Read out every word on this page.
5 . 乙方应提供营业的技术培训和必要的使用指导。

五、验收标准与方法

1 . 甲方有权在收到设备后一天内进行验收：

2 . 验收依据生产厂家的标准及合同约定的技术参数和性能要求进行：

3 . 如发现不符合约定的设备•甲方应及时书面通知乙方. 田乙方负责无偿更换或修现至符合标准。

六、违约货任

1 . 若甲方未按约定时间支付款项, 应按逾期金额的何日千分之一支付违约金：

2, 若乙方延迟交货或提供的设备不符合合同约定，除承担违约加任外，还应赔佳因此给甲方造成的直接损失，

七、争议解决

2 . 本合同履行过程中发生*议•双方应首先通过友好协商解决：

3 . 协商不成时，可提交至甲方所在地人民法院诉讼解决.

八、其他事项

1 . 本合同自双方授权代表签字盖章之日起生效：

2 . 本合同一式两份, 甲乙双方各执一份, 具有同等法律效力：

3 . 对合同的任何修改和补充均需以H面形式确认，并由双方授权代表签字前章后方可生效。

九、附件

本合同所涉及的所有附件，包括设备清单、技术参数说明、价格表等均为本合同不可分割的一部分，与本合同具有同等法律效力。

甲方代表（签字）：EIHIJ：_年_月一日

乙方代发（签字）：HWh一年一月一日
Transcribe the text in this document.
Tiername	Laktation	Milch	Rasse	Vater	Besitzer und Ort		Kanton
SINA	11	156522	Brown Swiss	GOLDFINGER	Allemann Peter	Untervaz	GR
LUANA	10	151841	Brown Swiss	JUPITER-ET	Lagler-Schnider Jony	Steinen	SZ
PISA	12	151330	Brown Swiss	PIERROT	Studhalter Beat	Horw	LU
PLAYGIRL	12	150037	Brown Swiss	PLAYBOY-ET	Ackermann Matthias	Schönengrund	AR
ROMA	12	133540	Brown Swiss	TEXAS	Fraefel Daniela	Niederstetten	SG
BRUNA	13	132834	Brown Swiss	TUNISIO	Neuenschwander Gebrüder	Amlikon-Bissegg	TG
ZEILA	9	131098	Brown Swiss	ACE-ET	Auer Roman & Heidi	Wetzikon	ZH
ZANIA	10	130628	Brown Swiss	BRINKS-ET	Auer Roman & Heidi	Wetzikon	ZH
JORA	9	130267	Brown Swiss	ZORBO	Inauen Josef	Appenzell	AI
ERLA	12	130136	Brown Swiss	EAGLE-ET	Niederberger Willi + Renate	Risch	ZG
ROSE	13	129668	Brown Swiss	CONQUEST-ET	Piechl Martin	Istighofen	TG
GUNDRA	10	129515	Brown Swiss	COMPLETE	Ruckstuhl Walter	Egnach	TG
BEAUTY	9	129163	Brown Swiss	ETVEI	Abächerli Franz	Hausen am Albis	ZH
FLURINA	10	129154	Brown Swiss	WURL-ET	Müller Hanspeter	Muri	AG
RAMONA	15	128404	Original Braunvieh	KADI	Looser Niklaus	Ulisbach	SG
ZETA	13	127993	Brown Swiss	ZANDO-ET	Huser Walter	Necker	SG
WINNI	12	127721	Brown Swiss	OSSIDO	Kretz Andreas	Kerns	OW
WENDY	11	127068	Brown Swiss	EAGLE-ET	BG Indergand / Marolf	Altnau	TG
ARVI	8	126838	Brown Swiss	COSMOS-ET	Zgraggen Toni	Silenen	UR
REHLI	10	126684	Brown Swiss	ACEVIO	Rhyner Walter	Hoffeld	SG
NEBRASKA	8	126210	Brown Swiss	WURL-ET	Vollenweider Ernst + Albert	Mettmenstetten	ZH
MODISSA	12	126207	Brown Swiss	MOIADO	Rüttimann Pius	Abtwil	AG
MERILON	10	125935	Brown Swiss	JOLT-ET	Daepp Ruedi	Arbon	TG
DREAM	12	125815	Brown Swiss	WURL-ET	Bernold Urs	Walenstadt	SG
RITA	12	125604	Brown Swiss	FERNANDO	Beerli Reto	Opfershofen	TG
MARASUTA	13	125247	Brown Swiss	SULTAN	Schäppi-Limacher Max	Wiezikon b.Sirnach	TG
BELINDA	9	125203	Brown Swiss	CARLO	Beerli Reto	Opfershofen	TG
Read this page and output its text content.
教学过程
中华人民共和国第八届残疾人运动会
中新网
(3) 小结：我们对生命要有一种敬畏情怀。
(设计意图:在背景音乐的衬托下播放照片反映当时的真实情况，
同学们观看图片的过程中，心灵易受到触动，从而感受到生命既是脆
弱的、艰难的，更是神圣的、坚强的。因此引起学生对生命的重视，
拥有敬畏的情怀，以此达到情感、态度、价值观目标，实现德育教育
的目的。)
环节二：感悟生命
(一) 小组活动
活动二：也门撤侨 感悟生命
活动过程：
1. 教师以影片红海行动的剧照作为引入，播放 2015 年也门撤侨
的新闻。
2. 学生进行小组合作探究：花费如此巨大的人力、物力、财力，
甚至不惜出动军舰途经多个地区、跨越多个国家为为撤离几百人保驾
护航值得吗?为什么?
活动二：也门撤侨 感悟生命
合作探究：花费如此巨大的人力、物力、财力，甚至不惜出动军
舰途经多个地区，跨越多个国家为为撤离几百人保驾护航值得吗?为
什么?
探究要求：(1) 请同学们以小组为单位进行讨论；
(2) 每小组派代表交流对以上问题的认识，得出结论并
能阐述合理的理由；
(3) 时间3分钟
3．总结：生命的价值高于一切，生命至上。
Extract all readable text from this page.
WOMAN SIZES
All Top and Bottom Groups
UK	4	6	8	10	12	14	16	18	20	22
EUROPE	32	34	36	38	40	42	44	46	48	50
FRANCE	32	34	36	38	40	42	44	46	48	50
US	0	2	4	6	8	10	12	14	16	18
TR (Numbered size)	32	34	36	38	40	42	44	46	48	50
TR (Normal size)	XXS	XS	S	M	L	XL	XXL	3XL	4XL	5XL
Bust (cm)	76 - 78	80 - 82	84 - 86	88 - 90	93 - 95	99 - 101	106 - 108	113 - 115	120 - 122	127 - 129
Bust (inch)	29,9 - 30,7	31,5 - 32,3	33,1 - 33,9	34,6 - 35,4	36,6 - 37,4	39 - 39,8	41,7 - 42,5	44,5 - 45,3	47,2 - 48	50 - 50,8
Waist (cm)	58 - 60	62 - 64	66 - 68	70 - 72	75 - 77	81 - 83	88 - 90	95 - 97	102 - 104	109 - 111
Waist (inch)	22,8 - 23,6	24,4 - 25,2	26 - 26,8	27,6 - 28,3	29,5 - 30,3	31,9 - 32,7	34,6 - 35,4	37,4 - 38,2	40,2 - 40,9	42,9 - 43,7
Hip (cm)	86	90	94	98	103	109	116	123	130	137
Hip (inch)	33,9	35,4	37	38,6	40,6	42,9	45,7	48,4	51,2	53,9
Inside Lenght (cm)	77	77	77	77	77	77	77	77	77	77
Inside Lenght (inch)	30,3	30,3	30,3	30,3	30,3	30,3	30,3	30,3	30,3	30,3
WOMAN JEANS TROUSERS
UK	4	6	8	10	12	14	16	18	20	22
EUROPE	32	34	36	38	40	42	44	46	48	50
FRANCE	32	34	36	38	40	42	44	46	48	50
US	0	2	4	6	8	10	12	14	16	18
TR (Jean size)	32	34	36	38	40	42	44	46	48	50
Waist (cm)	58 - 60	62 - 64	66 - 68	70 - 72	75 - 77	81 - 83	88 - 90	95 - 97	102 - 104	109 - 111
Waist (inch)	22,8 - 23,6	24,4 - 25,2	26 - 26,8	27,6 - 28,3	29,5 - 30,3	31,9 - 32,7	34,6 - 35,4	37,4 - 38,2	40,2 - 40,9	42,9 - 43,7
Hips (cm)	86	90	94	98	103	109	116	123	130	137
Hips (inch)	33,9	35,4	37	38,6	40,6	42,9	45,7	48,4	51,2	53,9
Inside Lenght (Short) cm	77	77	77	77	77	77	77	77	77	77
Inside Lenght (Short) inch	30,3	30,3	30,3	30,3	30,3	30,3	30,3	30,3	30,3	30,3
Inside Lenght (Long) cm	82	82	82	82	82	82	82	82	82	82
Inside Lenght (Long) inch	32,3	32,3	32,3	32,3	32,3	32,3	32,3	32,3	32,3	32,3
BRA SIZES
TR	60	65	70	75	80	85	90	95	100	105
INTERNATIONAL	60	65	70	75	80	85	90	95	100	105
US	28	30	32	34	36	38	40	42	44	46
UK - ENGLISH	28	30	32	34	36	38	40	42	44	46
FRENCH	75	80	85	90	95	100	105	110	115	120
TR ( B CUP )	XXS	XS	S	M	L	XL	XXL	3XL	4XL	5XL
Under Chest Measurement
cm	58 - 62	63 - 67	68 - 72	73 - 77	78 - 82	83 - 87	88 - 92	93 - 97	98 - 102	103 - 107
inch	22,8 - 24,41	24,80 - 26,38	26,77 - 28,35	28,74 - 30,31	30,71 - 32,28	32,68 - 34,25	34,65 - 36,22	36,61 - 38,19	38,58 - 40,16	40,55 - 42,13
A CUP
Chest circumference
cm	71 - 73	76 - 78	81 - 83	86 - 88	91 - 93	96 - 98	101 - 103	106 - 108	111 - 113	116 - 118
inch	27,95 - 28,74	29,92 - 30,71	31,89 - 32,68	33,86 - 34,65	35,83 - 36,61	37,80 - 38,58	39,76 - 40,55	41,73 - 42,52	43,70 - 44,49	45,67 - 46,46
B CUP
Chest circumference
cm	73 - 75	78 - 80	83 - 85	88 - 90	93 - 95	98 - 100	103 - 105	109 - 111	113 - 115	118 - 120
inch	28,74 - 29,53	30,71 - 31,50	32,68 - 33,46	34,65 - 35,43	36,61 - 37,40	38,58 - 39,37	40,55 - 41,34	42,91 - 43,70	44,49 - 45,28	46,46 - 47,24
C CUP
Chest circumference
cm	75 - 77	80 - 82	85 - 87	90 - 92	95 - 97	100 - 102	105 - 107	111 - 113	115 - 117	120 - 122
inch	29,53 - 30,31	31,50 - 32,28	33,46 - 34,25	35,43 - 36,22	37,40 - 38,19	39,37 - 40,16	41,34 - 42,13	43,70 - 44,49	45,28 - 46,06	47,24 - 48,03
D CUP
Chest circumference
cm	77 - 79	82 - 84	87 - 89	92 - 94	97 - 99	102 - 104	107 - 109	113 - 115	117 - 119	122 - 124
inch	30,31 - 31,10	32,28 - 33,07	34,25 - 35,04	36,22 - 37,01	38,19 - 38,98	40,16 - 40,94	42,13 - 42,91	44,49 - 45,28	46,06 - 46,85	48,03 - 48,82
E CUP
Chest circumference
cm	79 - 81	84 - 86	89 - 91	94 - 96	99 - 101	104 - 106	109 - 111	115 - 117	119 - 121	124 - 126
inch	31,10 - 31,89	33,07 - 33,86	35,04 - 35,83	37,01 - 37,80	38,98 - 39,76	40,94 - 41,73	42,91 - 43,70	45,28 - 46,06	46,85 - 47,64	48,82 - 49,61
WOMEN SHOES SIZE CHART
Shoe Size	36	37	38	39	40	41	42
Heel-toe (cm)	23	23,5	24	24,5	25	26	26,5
========================================================================
◆ The request
Isolate each line of the listing above that includes "Reto". Copy it.

◆ Solution for this exercise
RITA	12	125604	Brown Swiss	FERNANDO	Beerli Reto	Opfershofen	TG
BELINDA	9	125203	Brown Swiss	CARLO	Beerli Reto	Opfershofen	TG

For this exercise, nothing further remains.